Collected data:
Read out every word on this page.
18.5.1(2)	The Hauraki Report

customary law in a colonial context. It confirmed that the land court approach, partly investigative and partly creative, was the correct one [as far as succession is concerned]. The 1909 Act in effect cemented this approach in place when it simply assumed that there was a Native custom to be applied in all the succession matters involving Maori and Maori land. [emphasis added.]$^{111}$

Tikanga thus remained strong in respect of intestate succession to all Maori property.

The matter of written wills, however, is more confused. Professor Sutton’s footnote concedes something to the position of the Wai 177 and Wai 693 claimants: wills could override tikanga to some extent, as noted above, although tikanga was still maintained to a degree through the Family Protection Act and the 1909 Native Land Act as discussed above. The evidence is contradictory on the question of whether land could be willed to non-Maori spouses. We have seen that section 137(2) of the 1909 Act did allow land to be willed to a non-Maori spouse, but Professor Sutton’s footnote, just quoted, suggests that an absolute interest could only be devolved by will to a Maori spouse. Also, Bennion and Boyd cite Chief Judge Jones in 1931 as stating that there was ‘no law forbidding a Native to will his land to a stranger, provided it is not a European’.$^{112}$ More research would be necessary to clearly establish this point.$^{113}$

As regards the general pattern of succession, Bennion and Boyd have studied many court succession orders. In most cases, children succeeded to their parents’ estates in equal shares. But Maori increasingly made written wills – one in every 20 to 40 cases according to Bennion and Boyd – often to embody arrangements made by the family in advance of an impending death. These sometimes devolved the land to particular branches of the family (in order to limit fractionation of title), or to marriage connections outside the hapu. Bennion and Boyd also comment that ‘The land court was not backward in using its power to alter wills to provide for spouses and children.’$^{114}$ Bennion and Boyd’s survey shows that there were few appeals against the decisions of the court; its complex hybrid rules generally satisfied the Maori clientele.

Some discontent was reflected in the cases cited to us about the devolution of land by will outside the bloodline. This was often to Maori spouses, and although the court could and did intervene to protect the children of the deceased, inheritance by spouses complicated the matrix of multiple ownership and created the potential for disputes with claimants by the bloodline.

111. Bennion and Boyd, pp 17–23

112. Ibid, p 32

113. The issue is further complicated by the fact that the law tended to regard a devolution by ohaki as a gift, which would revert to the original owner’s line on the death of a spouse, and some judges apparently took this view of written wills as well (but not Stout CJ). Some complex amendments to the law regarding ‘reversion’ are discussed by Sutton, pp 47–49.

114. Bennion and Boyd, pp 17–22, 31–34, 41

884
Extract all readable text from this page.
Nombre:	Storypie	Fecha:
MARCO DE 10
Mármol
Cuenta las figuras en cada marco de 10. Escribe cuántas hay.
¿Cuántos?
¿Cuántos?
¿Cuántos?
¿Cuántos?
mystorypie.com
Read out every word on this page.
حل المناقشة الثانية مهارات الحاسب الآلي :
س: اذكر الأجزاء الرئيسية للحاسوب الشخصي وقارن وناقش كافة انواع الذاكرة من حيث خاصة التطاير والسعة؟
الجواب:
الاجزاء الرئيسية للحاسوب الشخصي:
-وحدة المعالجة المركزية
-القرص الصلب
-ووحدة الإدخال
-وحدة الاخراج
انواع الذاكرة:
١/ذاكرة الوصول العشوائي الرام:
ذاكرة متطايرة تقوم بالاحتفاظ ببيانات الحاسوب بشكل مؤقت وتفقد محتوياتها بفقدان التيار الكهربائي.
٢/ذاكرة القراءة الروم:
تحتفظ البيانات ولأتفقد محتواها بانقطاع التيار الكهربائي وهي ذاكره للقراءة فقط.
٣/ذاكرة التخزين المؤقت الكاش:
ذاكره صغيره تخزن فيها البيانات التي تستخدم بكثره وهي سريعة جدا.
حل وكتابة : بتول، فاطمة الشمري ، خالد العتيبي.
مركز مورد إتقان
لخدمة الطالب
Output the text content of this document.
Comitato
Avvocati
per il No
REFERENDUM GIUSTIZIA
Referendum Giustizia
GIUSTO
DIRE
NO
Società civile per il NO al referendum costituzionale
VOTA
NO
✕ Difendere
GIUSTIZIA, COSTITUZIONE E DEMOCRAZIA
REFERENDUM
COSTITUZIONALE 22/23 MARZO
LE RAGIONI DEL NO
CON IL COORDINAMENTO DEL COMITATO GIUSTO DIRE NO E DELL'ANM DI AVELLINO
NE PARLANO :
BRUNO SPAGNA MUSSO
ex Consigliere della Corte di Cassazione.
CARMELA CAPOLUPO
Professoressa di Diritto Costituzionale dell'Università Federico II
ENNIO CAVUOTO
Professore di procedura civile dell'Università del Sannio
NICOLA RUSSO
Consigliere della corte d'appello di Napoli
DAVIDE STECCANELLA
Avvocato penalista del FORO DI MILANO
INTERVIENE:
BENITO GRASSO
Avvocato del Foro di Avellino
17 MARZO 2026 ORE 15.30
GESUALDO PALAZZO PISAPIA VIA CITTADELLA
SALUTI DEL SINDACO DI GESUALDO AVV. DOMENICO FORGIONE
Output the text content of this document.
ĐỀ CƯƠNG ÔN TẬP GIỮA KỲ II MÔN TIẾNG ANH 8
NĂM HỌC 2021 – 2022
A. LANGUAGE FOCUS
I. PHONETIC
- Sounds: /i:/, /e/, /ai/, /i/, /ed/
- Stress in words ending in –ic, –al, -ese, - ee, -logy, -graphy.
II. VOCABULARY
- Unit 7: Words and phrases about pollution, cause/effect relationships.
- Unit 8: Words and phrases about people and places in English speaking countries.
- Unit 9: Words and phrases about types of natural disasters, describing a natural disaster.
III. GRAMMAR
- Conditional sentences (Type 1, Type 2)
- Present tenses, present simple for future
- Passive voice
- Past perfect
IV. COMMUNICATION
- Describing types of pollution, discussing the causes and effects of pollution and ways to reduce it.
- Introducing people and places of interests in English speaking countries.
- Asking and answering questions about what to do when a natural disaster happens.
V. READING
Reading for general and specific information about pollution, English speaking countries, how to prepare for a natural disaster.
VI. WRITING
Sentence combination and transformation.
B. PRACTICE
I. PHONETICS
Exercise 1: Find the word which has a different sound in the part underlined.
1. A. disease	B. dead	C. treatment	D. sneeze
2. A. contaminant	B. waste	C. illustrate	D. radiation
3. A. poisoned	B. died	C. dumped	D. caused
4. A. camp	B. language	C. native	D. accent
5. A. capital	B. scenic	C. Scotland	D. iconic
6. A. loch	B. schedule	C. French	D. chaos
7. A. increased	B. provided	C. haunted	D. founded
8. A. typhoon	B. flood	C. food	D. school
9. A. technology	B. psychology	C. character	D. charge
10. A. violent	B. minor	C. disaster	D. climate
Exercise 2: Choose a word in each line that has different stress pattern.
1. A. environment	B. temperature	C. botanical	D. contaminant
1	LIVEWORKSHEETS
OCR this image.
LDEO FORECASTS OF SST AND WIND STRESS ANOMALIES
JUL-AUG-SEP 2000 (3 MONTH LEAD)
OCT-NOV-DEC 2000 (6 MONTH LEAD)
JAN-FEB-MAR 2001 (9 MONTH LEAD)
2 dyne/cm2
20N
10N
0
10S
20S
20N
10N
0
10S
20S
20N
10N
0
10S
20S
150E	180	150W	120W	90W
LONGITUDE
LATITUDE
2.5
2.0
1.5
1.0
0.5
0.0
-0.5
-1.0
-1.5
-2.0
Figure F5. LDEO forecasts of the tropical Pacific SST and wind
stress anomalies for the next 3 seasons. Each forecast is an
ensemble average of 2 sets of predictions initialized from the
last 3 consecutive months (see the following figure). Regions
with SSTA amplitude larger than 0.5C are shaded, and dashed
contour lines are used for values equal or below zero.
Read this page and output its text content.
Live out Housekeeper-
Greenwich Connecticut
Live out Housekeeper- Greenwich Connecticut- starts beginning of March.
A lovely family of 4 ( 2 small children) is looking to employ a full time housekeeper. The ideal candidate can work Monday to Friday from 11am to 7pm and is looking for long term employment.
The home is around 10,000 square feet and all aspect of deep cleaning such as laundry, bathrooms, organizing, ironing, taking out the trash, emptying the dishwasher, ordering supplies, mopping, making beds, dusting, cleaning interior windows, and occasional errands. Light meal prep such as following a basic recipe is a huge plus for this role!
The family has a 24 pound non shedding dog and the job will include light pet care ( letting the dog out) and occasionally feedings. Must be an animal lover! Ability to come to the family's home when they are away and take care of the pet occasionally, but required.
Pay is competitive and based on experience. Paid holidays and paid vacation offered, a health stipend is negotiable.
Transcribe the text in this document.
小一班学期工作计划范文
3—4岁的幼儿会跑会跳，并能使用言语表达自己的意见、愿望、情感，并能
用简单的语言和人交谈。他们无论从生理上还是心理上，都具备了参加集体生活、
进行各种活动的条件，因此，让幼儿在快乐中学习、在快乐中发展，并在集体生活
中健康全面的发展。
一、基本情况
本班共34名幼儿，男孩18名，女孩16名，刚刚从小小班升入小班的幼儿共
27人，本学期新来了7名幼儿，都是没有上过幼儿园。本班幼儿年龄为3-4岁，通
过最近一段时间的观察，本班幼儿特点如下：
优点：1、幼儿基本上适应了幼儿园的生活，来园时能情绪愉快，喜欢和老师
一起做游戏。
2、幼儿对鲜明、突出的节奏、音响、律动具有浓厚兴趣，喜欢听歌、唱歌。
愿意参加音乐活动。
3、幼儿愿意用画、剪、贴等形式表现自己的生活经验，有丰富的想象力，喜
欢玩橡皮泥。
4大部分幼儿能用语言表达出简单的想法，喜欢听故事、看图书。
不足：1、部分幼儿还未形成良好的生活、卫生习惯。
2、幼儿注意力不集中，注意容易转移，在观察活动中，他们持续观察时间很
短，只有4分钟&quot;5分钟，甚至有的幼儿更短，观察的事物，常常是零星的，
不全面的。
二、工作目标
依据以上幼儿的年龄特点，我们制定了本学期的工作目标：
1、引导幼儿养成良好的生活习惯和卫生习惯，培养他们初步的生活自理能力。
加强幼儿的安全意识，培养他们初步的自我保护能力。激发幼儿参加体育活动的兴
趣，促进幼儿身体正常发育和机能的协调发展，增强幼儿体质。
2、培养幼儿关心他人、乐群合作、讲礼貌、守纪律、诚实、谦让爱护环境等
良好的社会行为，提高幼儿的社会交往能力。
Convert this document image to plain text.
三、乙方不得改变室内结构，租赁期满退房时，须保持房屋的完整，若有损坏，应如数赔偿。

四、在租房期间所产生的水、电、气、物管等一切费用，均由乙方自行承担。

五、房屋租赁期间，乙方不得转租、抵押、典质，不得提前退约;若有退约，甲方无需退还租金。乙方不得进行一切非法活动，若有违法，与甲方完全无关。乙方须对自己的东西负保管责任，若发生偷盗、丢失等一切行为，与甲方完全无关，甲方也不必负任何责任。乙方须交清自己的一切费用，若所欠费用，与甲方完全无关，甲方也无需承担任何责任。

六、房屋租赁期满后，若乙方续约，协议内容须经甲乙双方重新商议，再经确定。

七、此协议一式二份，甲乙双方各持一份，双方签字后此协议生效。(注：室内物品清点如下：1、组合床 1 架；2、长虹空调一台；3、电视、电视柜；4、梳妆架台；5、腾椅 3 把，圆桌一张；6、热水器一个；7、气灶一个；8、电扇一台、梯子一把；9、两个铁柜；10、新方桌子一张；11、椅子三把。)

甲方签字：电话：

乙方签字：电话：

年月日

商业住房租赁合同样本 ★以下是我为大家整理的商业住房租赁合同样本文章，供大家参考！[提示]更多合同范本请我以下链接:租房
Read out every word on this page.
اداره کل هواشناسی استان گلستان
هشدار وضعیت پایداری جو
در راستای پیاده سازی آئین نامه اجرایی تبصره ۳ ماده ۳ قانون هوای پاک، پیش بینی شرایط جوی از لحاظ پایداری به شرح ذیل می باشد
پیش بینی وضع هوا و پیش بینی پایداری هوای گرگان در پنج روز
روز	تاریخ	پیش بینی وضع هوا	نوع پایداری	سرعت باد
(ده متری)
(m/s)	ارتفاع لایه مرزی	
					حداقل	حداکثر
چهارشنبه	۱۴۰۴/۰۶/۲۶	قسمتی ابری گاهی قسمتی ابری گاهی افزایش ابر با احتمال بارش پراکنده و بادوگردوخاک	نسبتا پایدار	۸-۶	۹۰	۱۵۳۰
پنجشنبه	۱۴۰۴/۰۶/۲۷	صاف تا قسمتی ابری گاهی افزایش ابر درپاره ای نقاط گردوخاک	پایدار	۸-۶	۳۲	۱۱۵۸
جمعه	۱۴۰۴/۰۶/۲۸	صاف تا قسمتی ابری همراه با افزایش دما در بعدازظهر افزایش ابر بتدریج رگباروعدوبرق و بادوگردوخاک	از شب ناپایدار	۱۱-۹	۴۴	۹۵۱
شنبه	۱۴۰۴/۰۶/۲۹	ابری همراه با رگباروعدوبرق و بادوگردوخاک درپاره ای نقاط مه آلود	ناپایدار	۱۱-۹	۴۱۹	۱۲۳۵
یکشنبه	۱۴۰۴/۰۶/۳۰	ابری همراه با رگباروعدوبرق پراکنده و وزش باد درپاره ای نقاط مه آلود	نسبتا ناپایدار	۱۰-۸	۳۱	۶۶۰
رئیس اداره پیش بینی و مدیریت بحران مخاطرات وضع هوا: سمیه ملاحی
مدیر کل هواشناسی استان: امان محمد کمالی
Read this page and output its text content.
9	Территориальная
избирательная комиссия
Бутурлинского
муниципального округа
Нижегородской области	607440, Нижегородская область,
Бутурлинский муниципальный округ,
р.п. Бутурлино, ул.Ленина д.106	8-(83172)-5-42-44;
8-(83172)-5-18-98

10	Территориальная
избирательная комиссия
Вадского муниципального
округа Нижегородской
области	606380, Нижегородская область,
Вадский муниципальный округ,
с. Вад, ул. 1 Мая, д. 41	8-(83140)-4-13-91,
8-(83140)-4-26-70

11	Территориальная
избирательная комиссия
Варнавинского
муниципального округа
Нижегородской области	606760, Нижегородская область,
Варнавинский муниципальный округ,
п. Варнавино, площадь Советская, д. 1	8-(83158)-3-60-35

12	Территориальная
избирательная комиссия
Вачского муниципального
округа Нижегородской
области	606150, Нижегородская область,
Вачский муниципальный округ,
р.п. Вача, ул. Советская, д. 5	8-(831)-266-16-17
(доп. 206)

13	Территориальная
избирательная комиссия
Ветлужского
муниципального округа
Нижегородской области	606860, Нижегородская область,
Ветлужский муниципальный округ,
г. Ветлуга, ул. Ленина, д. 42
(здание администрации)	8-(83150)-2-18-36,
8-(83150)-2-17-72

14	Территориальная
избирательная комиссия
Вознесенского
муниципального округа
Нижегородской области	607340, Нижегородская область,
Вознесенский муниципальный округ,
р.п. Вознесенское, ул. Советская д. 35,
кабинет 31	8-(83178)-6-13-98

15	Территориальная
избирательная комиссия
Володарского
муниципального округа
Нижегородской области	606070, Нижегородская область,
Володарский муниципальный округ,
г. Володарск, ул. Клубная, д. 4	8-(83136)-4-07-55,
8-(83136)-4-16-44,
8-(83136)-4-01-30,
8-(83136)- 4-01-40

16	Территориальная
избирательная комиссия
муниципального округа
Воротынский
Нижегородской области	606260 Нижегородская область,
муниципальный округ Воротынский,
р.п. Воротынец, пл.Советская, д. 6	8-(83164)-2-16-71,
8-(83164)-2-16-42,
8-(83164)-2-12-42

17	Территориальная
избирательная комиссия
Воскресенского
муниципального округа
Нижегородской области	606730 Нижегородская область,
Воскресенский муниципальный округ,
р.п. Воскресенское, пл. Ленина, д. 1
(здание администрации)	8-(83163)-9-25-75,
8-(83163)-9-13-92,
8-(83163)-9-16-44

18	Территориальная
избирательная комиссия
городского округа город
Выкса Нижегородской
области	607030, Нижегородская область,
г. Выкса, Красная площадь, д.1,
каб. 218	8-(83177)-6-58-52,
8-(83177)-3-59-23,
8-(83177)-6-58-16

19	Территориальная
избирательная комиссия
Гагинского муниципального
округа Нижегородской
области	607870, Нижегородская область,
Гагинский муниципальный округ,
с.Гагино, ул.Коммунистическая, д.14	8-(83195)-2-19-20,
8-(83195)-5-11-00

• What you should do:
Copy each line above where the string "types" occurs.

• Correct response:
- Unit 9: Words and phrases about types of natural disasters, describing a natural disaster.
- Describing types of pollution, discussing the causes and effects of pollution and ways to reduce it.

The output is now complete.